DIRECTIONS: Return all entries precisely as they stand, without the images.

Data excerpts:
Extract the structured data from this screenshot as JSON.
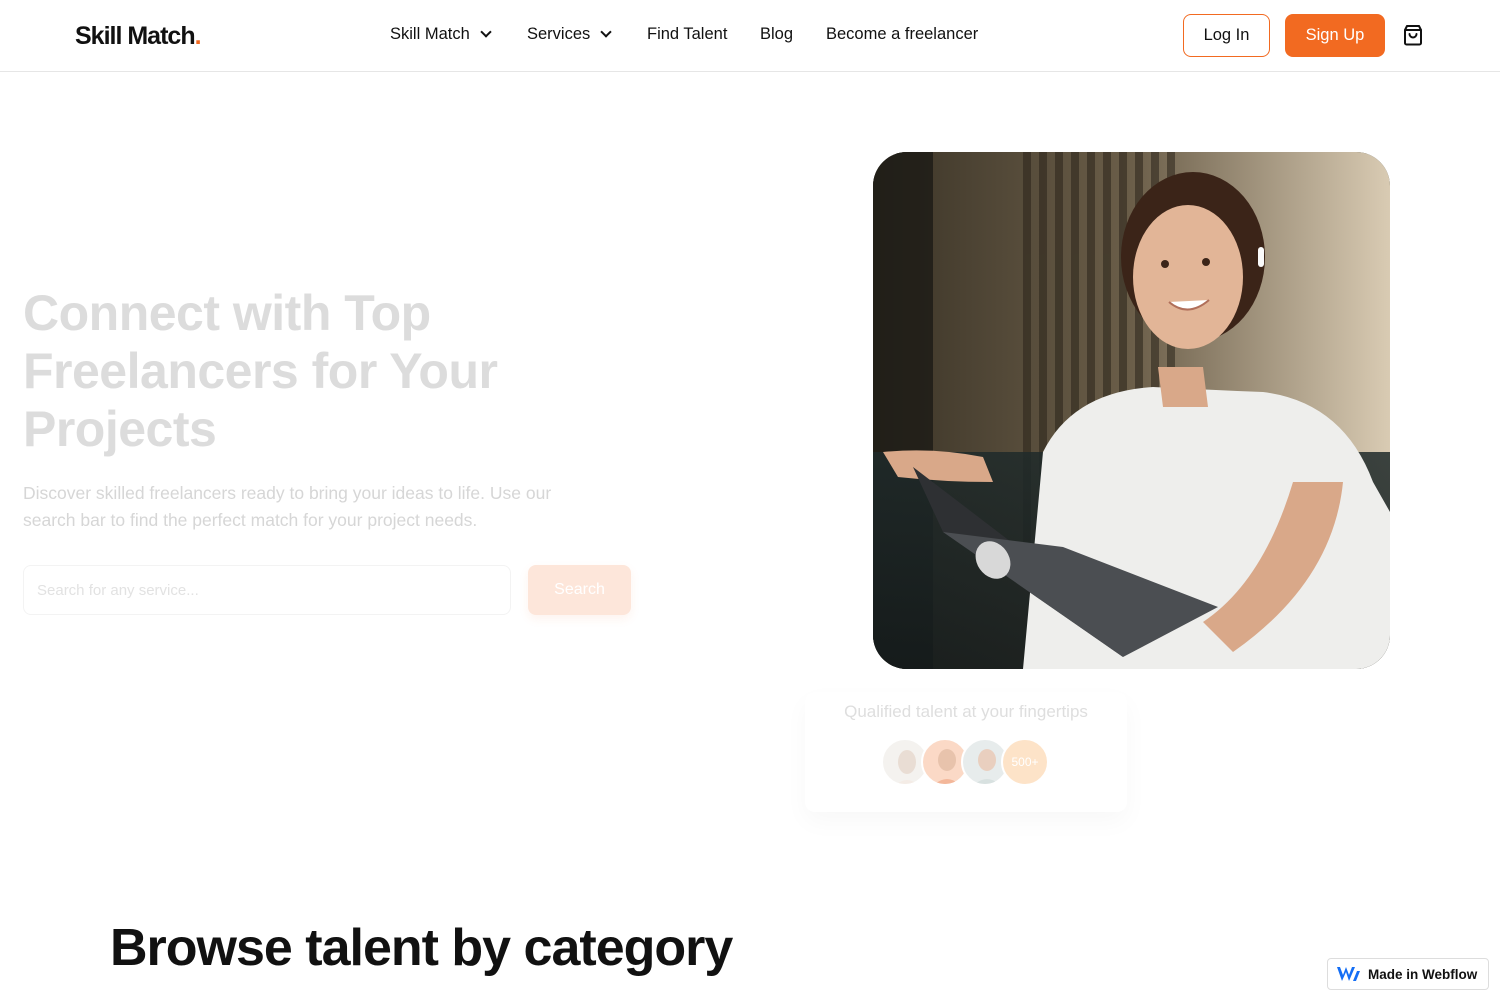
{
  "header": {
    "logo_text": "Skill Match",
    "logo_dot": ".",
    "nav": [
      {
        "label": "Skill Match",
        "has_dropdown": true
      },
      {
        "label": "Services",
        "has_dropdown": true
      },
      {
        "label": "Find Talent",
        "has_dropdown": false
      },
      {
        "label": "Blog",
        "has_dropdown": false
      },
      {
        "label": "Become a freelancer",
        "has_dropdown": false
      }
    ],
    "login_label": "Log In",
    "signup_label": "Sign Up",
    "cart_icon": "shopping-bag-icon"
  },
  "hero": {
    "title": "Connect with Top Freelancers for Your Projects",
    "subtitle": "Discover skilled freelancers ready to bring your ideas to life. Use our search bar to find the perfect match for your project needs.",
    "search_placeholder": "Search for any service...",
    "search_button": "Search"
  },
  "talent_card": {
    "text": "Qualified talent at your fingertips",
    "count": "500+"
  },
  "section": {
    "title": "Browse talent by category"
  },
  "badge": {
    "label": "Made in Webflow"
  },
  "colors": {
    "accent": "#f26a21",
    "text": "#111111",
    "border": "#e6e6e6"
  }
}
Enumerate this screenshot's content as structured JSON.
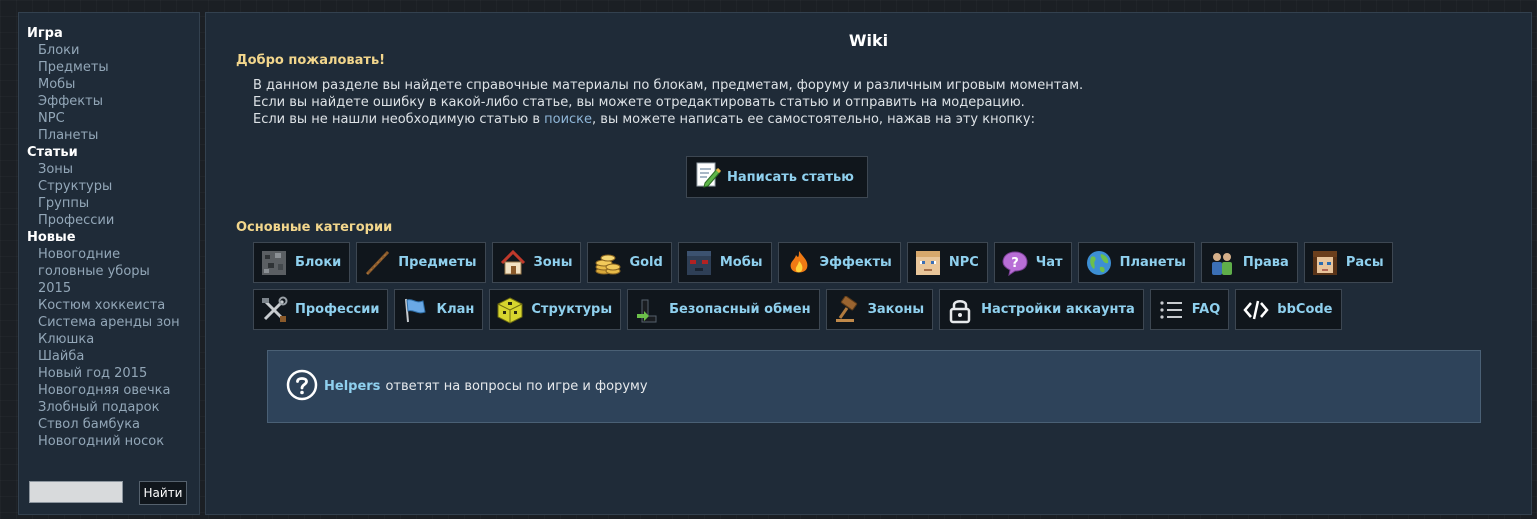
{
  "sidebar": {
    "sections": [
      {
        "title": "Игра",
        "items": [
          "Блоки",
          "Предметы",
          "Мобы",
          "Эффекты",
          "NPC",
          "Планеты"
        ]
      },
      {
        "title": "Статьи",
        "items": [
          "Зоны",
          "Структуры",
          "Группы",
          "Профессии"
        ]
      },
      {
        "title": "Новые",
        "items": [
          "Новогодние",
          "головные уборы",
          "2015",
          "Костюм хоккеиста",
          "Система аренды зон",
          "Клюшка",
          "Шайба",
          "Новый год 2015",
          "Новогодняя овечка",
          "Злобный подарок",
          "Ствол бамбука",
          "Новогодний носок"
        ]
      }
    ],
    "search": {
      "value": "",
      "button_label": "Найти"
    }
  },
  "main": {
    "title": "Wiki",
    "welcome": "Добро пожаловать!",
    "intro": [
      "В данном разделе вы найдете справочные материалы по блокам, предметам, форуму и различным игровым моментам.",
      "Если вы найдете ошибку в какой-либо статье, вы можете отредактировать статью и отправить на модерацию."
    ],
    "intro3_before": "Если вы не нашли необходимую статью в ",
    "intro3_link": "поиске",
    "intro3_after": ", вы можете написать ее самостоятельно, нажав на эту кнопку:",
    "write_button": "Написать статью",
    "categories_title": "Основные категории",
    "categories_row1": [
      {
        "label": "Блоки",
        "icon": "ore-block-icon"
      },
      {
        "label": "Предметы",
        "icon": "stick-icon"
      },
      {
        "label": "Зоны",
        "icon": "house-icon"
      },
      {
        "label": "Gold",
        "icon": "coins-icon"
      },
      {
        "label": "Мобы",
        "icon": "mob-face-icon"
      },
      {
        "label": "Эффекты",
        "icon": "fire-icon"
      },
      {
        "label": "NPC",
        "icon": "npc-face-icon"
      },
      {
        "label": "Чат",
        "icon": "chat-bubble-icon"
      },
      {
        "label": "Планеты",
        "icon": "globe-icon"
      },
      {
        "label": "Права",
        "icon": "users-icon"
      },
      {
        "label": "Расы",
        "icon": "race-face-icon"
      }
    ],
    "categories_row2": [
      {
        "label": "Профессии",
        "icon": "tools-icon"
      },
      {
        "label": "Клан",
        "icon": "flag-icon"
      },
      {
        "label": "Структуры",
        "icon": "structure-block-icon"
      },
      {
        "label": "Безопасный обмен",
        "icon": "trade-icon"
      },
      {
        "label": "Законы",
        "icon": "gavel-icon"
      },
      {
        "label": "Настройки аккаунта",
        "icon": "lock-icon"
      },
      {
        "label": "FAQ",
        "icon": "list-icon"
      },
      {
        "label": "bbCode",
        "icon": "code-icon"
      }
    ],
    "helpers": {
      "link": "Helpers",
      "text": "ответят на вопросы по игре и форуму"
    }
  }
}
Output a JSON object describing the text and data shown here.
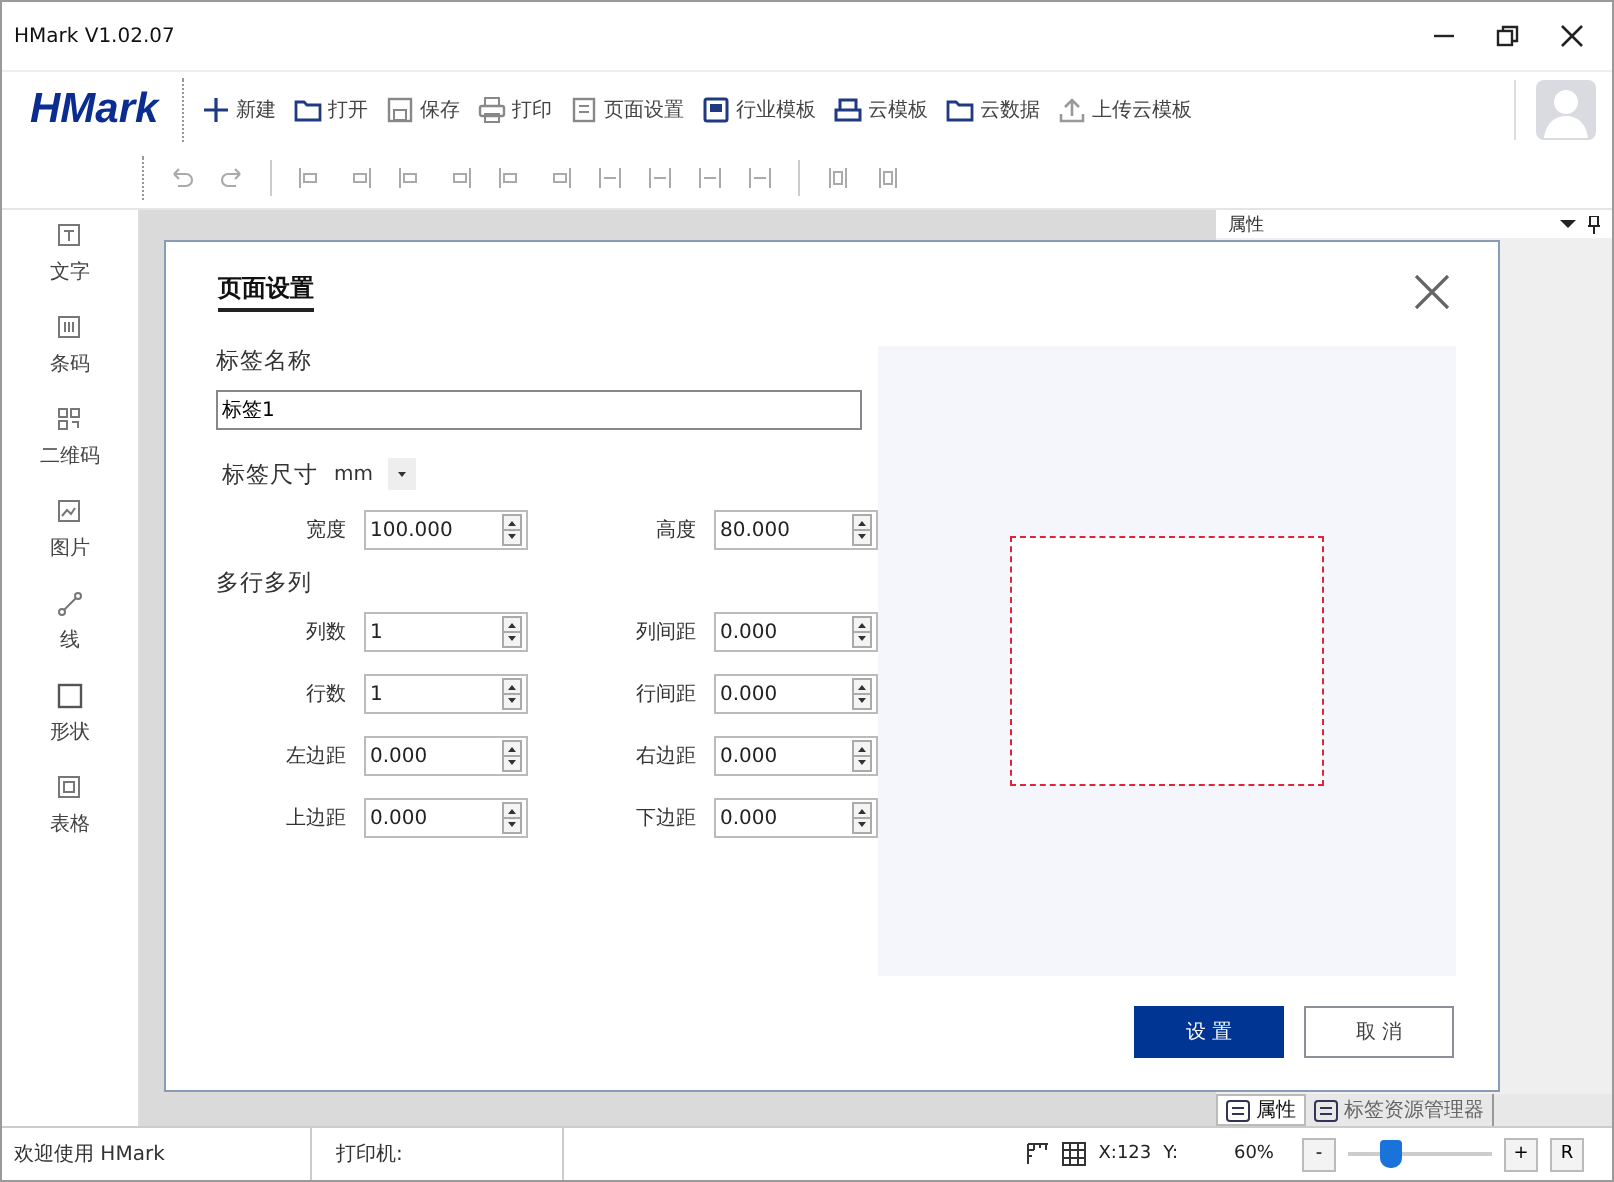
{
  "window": {
    "title": "HMark V1.02.07"
  },
  "logo": "HMark",
  "toolbar": [
    {
      "label": "新建"
    },
    {
      "label": "打开"
    },
    {
      "label": "保存"
    },
    {
      "label": "打印"
    },
    {
      "label": "页面设置"
    },
    {
      "label": "行业模板"
    },
    {
      "label": "云模板"
    },
    {
      "label": "云数据"
    },
    {
      "label": "上传云模板"
    }
  ],
  "sidebar": {
    "items": [
      {
        "label": "文字"
      },
      {
        "label": "条码"
      },
      {
        "label": "二维码"
      },
      {
        "label": "图片"
      },
      {
        "label": "线"
      },
      {
        "label": "形状"
      },
      {
        "label": "表格"
      }
    ]
  },
  "right_panel": {
    "title": "属性"
  },
  "dialog": {
    "title": "页面设置",
    "name_label": "标签名称",
    "name_value": "标签1",
    "size_label": "标签尺寸",
    "unit": "mm",
    "section": "多行多列",
    "fields": [
      {
        "label": "宽度",
        "value": "100.000"
      },
      {
        "label": "高度",
        "value": "80.000"
      },
      {
        "label": "列数",
        "value": "1"
      },
      {
        "label": "列间距",
        "value": "0.000"
      },
      {
        "label": "行数",
        "value": "1"
      },
      {
        "label": "行间距",
        "value": "0.000"
      },
      {
        "label": "左边距",
        "value": "0.000"
      },
      {
        "label": "右边距",
        "value": "0.000"
      },
      {
        "label": "上边距",
        "value": "0.000"
      },
      {
        "label": "下边距",
        "value": "0.000"
      }
    ],
    "buttons": [
      {
        "label": "设 置",
        "kind": "primary"
      },
      {
        "label": "取 消",
        "kind": "secondary"
      }
    ]
  },
  "bottom_tabs": [
    {
      "label": "属性",
      "selected": true
    },
    {
      "label": "标签资源管理器",
      "selected": false
    }
  ],
  "status_bar": {
    "welcome": "欢迎使用 HMark",
    "printer": "打印机:",
    "x": "X:123",
    "y": "Y:",
    "zoom": "60%",
    "zoom_slider": {
      "level": 0.3
    },
    "zoom_out": "-",
    "zoom_in": "+",
    "reset": "R"
  }
}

EXERCISE ANSWER:
Extract the structured data from this screenshot as JSON.
{
  "header": {
    "logo_text": "Skill Match",
    "logo_dot": ".",
    "nav": [
      {
        "label": "Skill Match",
        "has_dropdown": true
      },
      {
        "label": "Services",
        "has_dropdown": true
      },
      {
        "label": "Find Talent",
        "has_dropdown": false
      },
      {
        "label": "Blog",
        "has_dropdown": false
      },
      {
        "label": "Become a freelancer",
        "has_dropdown": false
      }
    ],
    "login_label": "Log In",
    "signup_label": "Sign Up",
    "cart_icon": "shopping-bag-icon"
  },
  "hero": {
    "title": "Connect with Top Freelancers for Your Projects",
    "subtitle": "Discover skilled freelancers ready to bring your ideas to life. Use our search bar to find the perfect match for your project needs.",
    "search_placeholder": "Search for any service...",
    "search_button": "Search"
  },
  "talent_card": {
    "text": "Qualified talent at your fingertips",
    "count": "500+"
  },
  "section": {
    "title": "Browse talent by category"
  },
  "badge": {
    "label": "Made in Webflow"
  },
  "colors": {
    "accent": "#f26a21",
    "text": "#111111",
    "border": "#e6e6e6"
  }
}
Enumerate this screenshot's content as structured JSON.
{
  "sidebar": {
    "sections": [
      {
        "title": "Игра",
        "items": [
          "Блоки",
          "Предметы",
          "Мобы",
          "Эффекты",
          "NPC",
          "Планеты"
        ]
      },
      {
        "title": "Статьи",
        "items": [
          "Зоны",
          "Структуры",
          "Группы",
          "Профессии"
        ]
      },
      {
        "title": "Новые",
        "items": [
          "Новогодние",
          "головные уборы",
          "2015",
          "Костюм хоккеиста",
          "Система аренды зон",
          "Клюшка",
          "Шайба",
          "Новый год 2015",
          "Новогодняя овечка",
          "Злобный подарок",
          "Ствол бамбука",
          "Новогодний носок"
        ]
      }
    ],
    "search": {
      "value": "",
      "button_label": "Найти"
    }
  },
  "main": {
    "title": "Wiki",
    "welcome": "Добро пожаловать!",
    "intro": [
      "В данном разделе вы найдете справочные материалы по блокам, предметам, форуму и различным игровым моментам.",
      "Если вы найдете ошибку в какой-либо статье, вы можете отредактировать статью и отправить на модерацию."
    ],
    "intro3_before": "Если вы не нашли необходимую статью в ",
    "intro3_link": "поиске",
    "intro3_after": ", вы можете написать ее самостоятельно, нажав на эту кнопку:",
    "write_button": "Написать статью",
    "categories_title": "Основные категории",
    "categories_row1": [
      {
        "label": "Блоки",
        "icon": "ore-block-icon"
      },
      {
        "label": "Предметы",
        "icon": "stick-icon"
      },
      {
        "label": "Зоны",
        "icon": "house-icon"
      },
      {
        "label": "Gold",
        "icon": "coins-icon"
      },
      {
        "label": "Мобы",
        "icon": "mob-face-icon"
      },
      {
        "label": "Эффекты",
        "icon": "fire-icon"
      },
      {
        "label": "NPC",
        "icon": "npc-face-icon"
      },
      {
        "label": "Чат",
        "icon": "chat-bubble-icon"
      },
      {
        "label": "Планеты",
        "icon": "globe-icon"
      },
      {
        "label": "Права",
        "icon": "users-icon"
      },
      {
        "label": "Расы",
        "icon": "race-face-icon"
      }
    ],
    "categories_row2": [
      {
        "label": "Профессии",
        "icon": "tools-icon"
      },
      {
        "label": "Клан",
        "icon": "flag-icon"
      },
      {
        "label": "Структуры",
        "icon": "structure-block-icon"
      },
      {
        "label": "Безопасный обмен",
        "icon": "trade-icon"
      },
      {
        "label": "Законы",
        "icon": "gavel-icon"
      },
      {
        "label": "Настройки аккаунта",
        "icon": "lock-icon"
      },
      {
        "label": "FAQ",
        "icon": "list-icon"
      },
      {
        "label": "bbCode",
        "icon": "code-icon"
      }
    ],
    "helpers": {
      "link": "Helpers",
      "text": "ответят на вопросы по игре и форуму"
    }
  }
}
Output a JSON object describing the text and data shown here.
{
  "window": {
    "title": "HMark V1.02.07"
  },
  "logo": "HMark",
  "toolbar": [
    {
      "label": "新建"
    },
    {
      "label": "打开"
    },
    {
      "label": "保存"
    },
    {
      "label": "打印"
    },
    {
      "label": "页面设置"
    },
    {
      "label": "行业模板"
    },
    {
      "label": "云模板"
    },
    {
      "label": "云数据"
    },
    {
      "label": "上传云模板"
    }
  ],
  "sidebar": {
    "items": [
      {
        "label": "文字"
      },
      {
        "label": "条码"
      },
      {
        "label": "二维码"
      },
      {
        "label": "图片"
      },
      {
        "label": "线"
      },
      {
        "label": "形状"
      },
      {
        "label": "表格"
      }
    ]
  },
  "right_panel": {
    "title": "属性"
  },
  "dialog": {
    "title": "页面设置",
    "name_label": "标签名称",
    "name_value": "标签1",
    "size_label": "标签尺寸",
    "unit": "mm",
    "section": "多行多列",
    "fields": [
      {
        "label": "宽度",
        "value": "100.000"
      },
      {
        "label": "高度",
        "value": "80.000"
      },
      {
        "label": "列数",
        "value": "1"
      },
      {
        "label": "列间距",
        "value": "0.000"
      },
      {
        "label": "行数",
        "value": "1"
      },
      {
        "label": "行间距",
        "value": "0.000"
      },
      {
        "label": "左边距",
        "value": "0.000"
      },
      {
        "label": "右边距",
        "value": "0.000"
      },
      {
        "label": "上边距",
        "value": "0.000"
      },
      {
        "label": "下边距",
        "value": "0.000"
      }
    ],
    "buttons": [
      {
        "label": "设 置",
        "kind": "primary"
      },
      {
        "label": "取 消",
        "kind": "secondary"
      }
    ]
  },
  "bottom_tabs": [
    {
      "label": "属性",
      "selected": true
    },
    {
      "label": "标签资源管理器",
      "selected": false
    }
  ],
  "status_bar": {
    "welcome": "欢迎使用 HMark",
    "printer": "打印机:",
    "x": "X:123",
    "y": "Y:",
    "zoom": "60%",
    "zoom_slider": {
      "level": 0.3
    },
    "zoom_out": "-",
    "zoom_in": "+",
    "reset": "R"
  }
}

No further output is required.